═════ RAW RECORDS ═════

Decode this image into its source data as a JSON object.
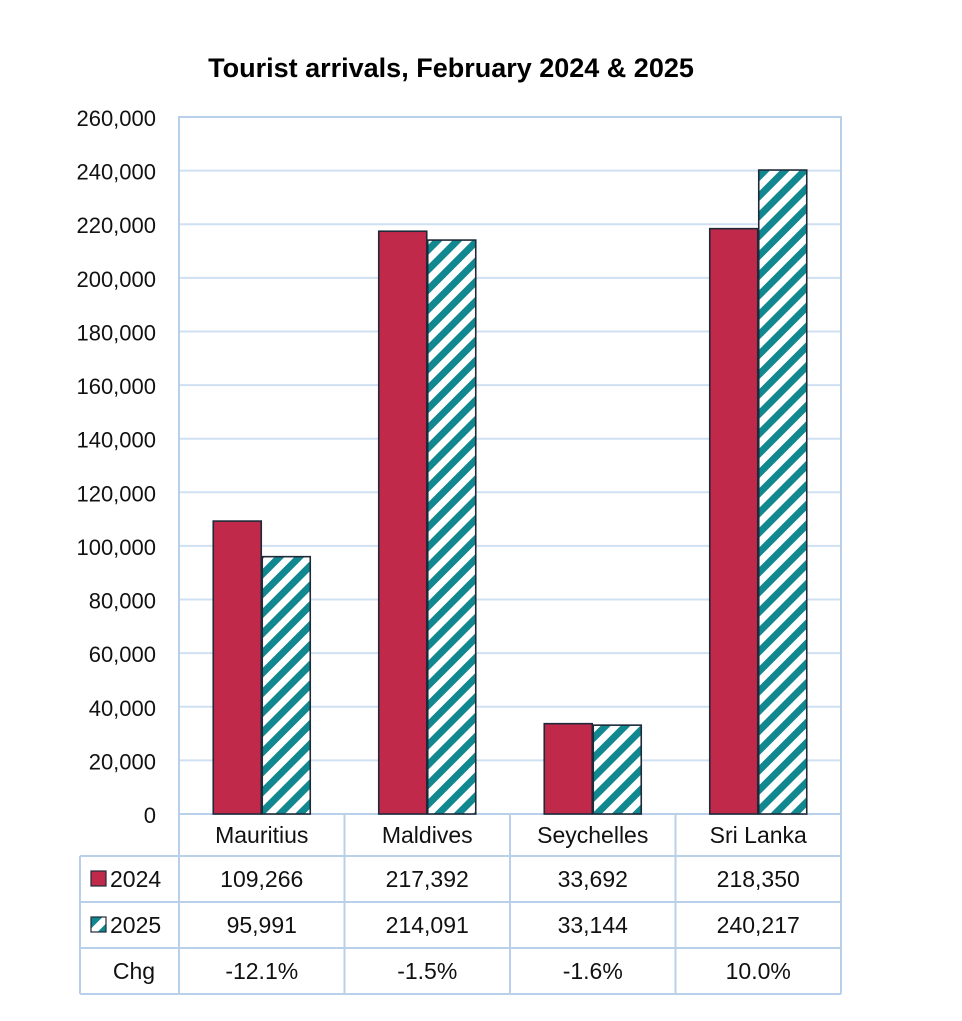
{
  "chart_data": {
    "type": "bar",
    "title": "Tourist arrivals, February 2024 & 2025",
    "categories": [
      "Mauritius",
      "Maldives",
      "Seychelles",
      "Sri Lanka"
    ],
    "series": [
      {
        "name": "2024",
        "values": [
          109266,
          217392,
          33692,
          218350
        ],
        "color": "#c0294a",
        "pattern": "solid"
      },
      {
        "name": "2025",
        "values": [
          95991,
          214091,
          33144,
          240217
        ],
        "color": "#11878f",
        "pattern": "diagonal-stripes"
      }
    ],
    "ylim": [
      0,
      260000
    ],
    "yticks": [
      0,
      20000,
      40000,
      60000,
      80000,
      100000,
      120000,
      140000,
      160000,
      180000,
      200000,
      220000,
      240000,
      260000
    ],
    "ytick_labels": [
      "0",
      "20,000",
      "40,000",
      "60,000",
      "80,000",
      "100,000",
      "120,000",
      "140,000",
      "160,000",
      "180,000",
      "200,000",
      "220,000",
      "240,000",
      "260,000"
    ],
    "grid": true,
    "legend": "data-table",
    "data_table": {
      "rows": [
        {
          "label": "2024",
          "series_index": 0,
          "cells": [
            "109,266",
            "217,392",
            "33,692",
            "218,350"
          ]
        },
        {
          "label": "2025",
          "series_index": 1,
          "cells": [
            "95,991",
            "214,091",
            "33,144",
            "240,217"
          ]
        },
        {
          "label": "Chg",
          "series_index": null,
          "cells": [
            "-12.1%",
            "-1.5%",
            "-1.6%",
            "10.0%"
          ]
        }
      ]
    },
    "colors": {
      "grid": "#cfe0f2",
      "border": "#b8d0ea",
      "bar_outline": "#1e2a38"
    }
  }
}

═════

Transcribe all the records above word for word, without their images.

EXERCISE RESPONSE:
Decode this image into its source data as a JSON object.
{
  "chart_data": {
    "type": "bar",
    "title": "Tourist arrivals, February 2024 & 2025",
    "categories": [
      "Mauritius",
      "Maldives",
      "Seychelles",
      "Sri Lanka"
    ],
    "series": [
      {
        "name": "2024",
        "values": [
          109266,
          217392,
          33692,
          218350
        ],
        "color": "#c0294a",
        "pattern": "solid"
      },
      {
        "name": "2025",
        "values": [
          95991,
          214091,
          33144,
          240217
        ],
        "color": "#11878f",
        "pattern": "diagonal-stripes"
      }
    ],
    "ylim": [
      0,
      260000
    ],
    "yticks": [
      0,
      20000,
      40000,
      60000,
      80000,
      100000,
      120000,
      140000,
      160000,
      180000,
      200000,
      220000,
      240000,
      260000
    ],
    "ytick_labels": [
      "0",
      "20,000",
      "40,000",
      "60,000",
      "80,000",
      "100,000",
      "120,000",
      "140,000",
      "160,000",
      "180,000",
      "200,000",
      "220,000",
      "240,000",
      "260,000"
    ],
    "grid": true,
    "legend": "data-table",
    "data_table": {
      "rows": [
        {
          "label": "2024",
          "series_index": 0,
          "cells": [
            "109,266",
            "217,392",
            "33,692",
            "218,350"
          ]
        },
        {
          "label": "2025",
          "series_index": 1,
          "cells": [
            "95,991",
            "214,091",
            "33,144",
            "240,217"
          ]
        },
        {
          "label": "Chg",
          "series_index": null,
          "cells": [
            "-12.1%",
            "-1.5%",
            "-1.6%",
            "10.0%"
          ]
        }
      ]
    },
    "colors": {
      "grid": "#cfe0f2",
      "border": "#b8d0ea",
      "bar_outline": "#1e2a38"
    }
  }
}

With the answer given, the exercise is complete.